▶ YOUR OBJECTIVE
Collect all the lines that mention the word "Group".
• • •
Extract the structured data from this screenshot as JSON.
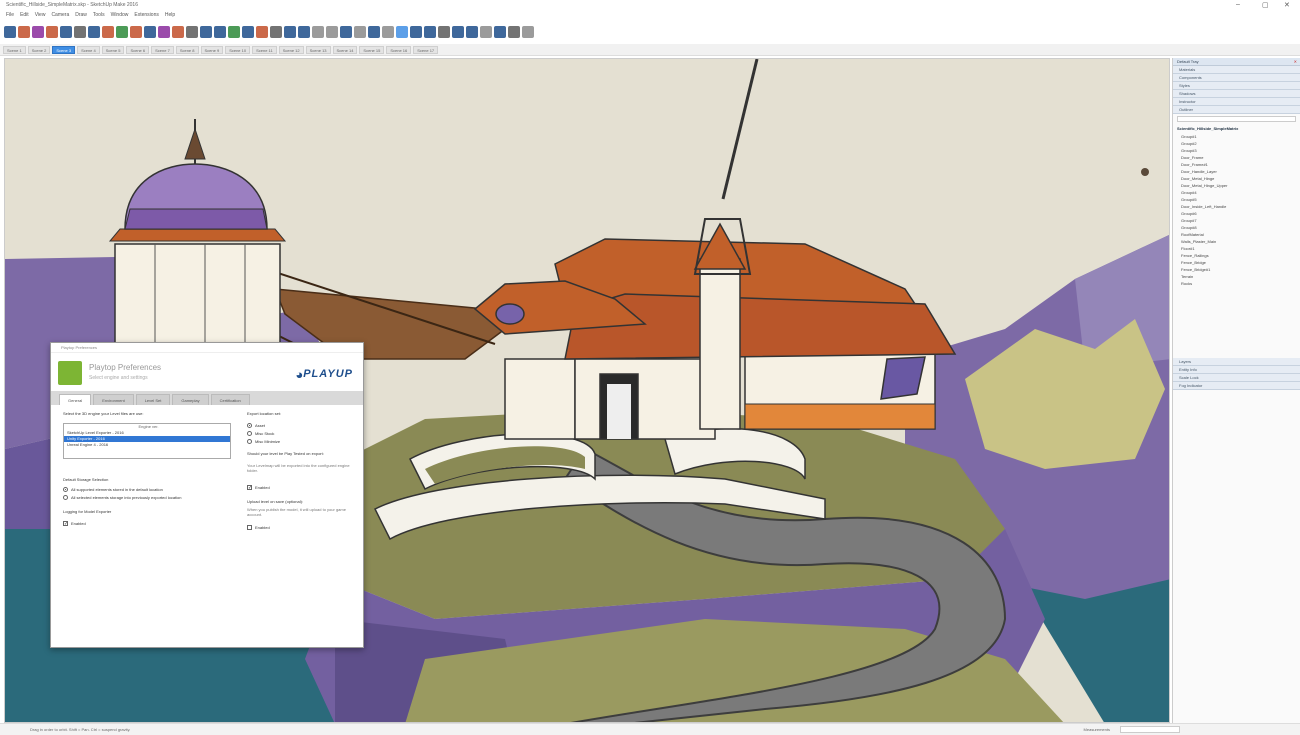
{
  "window": {
    "title": "Scientific_Hillside_SimpleMatrix.skp - SketchUp Make 2016"
  },
  "menu": [
    "File",
    "Edit",
    "View",
    "Camera",
    "Draw",
    "Tools",
    "Window",
    "Extensions",
    "Help"
  ],
  "scenes": {
    "tabs": [
      "Scene 1",
      "Scene 2",
      "Scene 3",
      "Scene 4",
      "Scene 5",
      "Scene 6",
      "Scene 7",
      "Scene 8",
      "Scene 9",
      "Scene 10",
      "Scene 11",
      "Scene 12",
      "Scene 13",
      "Scene 14",
      "Scene 15",
      "Scene 16",
      "Scene 17"
    ],
    "active_index": 2
  },
  "tray": {
    "title": "Default Tray",
    "panels": [
      "Materials",
      "Components",
      "Styles",
      "Shadows",
      "Instructor",
      "Outliner"
    ],
    "outliner_root": "Scientific_Hillside_SimpleMatrix",
    "outliner_items": [
      "Group#1",
      "Group#2",
      "Group#3",
      "Door_Frame",
      "Door_Frame#1",
      "Door_Handle_Layer",
      "Door_Metal_Hinge",
      "Door_Metal_Hinge_Upper",
      "Group#4",
      "Group#5",
      "Door_Inside_Left_Handle",
      "Group#6",
      "Group#7",
      "Group#8",
      "RoofMaterial",
      "Walls_Plaster_Main",
      "Floor#1",
      "Fence_Railings",
      "Fence_Bridge",
      "Fence_Bridge#1",
      "Terrain",
      "Rocks"
    ],
    "bottom_panels": [
      "Layers",
      "Entity Info",
      "Scale Lock",
      "Fog Indicator"
    ]
  },
  "status": {
    "text": "Drag in order to orbit. Shift = Pan. Ctrl = suspend gravity.",
    "measurements_label": "Measurements"
  },
  "dialog": {
    "title": "Playtop Preferences",
    "heading": "Playtop Preferences",
    "subheading": "Select engine and settings",
    "logo_text": "PLAYUP",
    "tabs": [
      "General",
      "Environment",
      "Level Set",
      "Gameplay",
      "Certification"
    ],
    "active_tab": 0,
    "engine_prompt": "Select the 3D engine your Level files are use:",
    "list_header": "Engine ver.",
    "engines": [
      "SketchUp Level Exporter - 2016",
      "Unity Exporter - 2016",
      "Unreal Engine 4 - 2016"
    ],
    "selected_engine": 1,
    "default_storage_label": "Default Storage Selection",
    "storage_options": [
      "All supported elements stored in the default location",
      "All selected elements storage into previously exported location"
    ],
    "logging_label": "Logging for Model Exporter",
    "logging_check": "Enabled",
    "export_location_label": "Export location set:",
    "export_options": [
      "Asset",
      "Misc Stock",
      "Misc Minimize"
    ],
    "auto_label": "Should your level be Play Tested on export:",
    "auto_desc": "Your Levelmap will be exported into the configured engine folder.",
    "auto_check": "Enabled",
    "upload_label": "Upload level on save (optional):",
    "upload_desc": "When you publish the model, it will upload to your game account.",
    "upload_check": "Enabled"
  },
  "colors": {
    "sky": "#e4e0d2",
    "rock_purple": "#7d6aa6",
    "grass": "#8a8a55",
    "roof": "#c1602a",
    "wall": "#f6f1e4",
    "water": "#2b6a7b",
    "path": "#7a7a7a",
    "accent": "#3f8ee4"
  }
}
• • •
▶ COMPLETED TASK
      "Group#1",
      "Group#2",
      "Group#3",
      "Group#4",
      "Group#5",
      "Group#6",
      "Group#7",
      "Group#8",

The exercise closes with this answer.